▶ _YOUR INSTRUCTIONS_: Search the material for the word "собственности" and copy each line that holds it.

Collected data
* * * * *

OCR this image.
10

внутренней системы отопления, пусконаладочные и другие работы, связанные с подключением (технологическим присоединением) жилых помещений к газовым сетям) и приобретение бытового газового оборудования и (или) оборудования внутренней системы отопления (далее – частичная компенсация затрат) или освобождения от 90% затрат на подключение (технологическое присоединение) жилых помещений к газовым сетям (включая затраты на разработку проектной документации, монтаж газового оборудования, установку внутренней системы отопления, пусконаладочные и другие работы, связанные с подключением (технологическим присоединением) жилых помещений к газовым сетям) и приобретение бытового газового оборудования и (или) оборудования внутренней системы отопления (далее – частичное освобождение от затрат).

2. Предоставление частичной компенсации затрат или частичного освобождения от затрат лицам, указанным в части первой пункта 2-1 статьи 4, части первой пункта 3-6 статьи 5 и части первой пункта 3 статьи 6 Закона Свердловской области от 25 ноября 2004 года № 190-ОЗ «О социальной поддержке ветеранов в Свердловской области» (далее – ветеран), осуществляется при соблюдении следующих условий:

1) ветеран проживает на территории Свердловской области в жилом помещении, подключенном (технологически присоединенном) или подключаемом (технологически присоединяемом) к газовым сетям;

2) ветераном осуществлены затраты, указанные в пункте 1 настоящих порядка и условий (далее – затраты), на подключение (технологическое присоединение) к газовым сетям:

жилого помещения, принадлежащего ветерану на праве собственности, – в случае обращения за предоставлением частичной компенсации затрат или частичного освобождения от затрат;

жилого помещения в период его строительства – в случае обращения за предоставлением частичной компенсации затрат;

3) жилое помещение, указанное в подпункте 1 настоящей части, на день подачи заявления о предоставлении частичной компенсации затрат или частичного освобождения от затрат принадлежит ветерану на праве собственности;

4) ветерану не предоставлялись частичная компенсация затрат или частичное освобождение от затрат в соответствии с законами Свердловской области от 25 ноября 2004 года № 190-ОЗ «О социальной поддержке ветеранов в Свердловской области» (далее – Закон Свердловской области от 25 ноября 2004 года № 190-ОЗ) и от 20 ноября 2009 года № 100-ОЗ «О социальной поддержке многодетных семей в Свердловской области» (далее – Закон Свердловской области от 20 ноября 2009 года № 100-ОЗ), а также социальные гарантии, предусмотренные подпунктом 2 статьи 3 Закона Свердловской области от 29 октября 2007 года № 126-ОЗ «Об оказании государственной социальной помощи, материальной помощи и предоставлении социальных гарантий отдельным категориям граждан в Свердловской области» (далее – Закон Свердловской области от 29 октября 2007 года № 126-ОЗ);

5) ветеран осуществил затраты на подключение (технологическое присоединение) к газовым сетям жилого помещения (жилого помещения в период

* * * * *

▶ _IN RESPONSE_:
жилого помещения, принадлежащего ветерану на праве собственности, – в случае обращения за предоставлением частичной компенсации затрат или частичного освобождения от затрат;
3) жилое помещение, указанное в подпункте 1 настоящей части, на день подачи заявления о предоставлении частичной компенсации затрат или частичного освобождения от затрат принадлежит ветерану на праве собственности;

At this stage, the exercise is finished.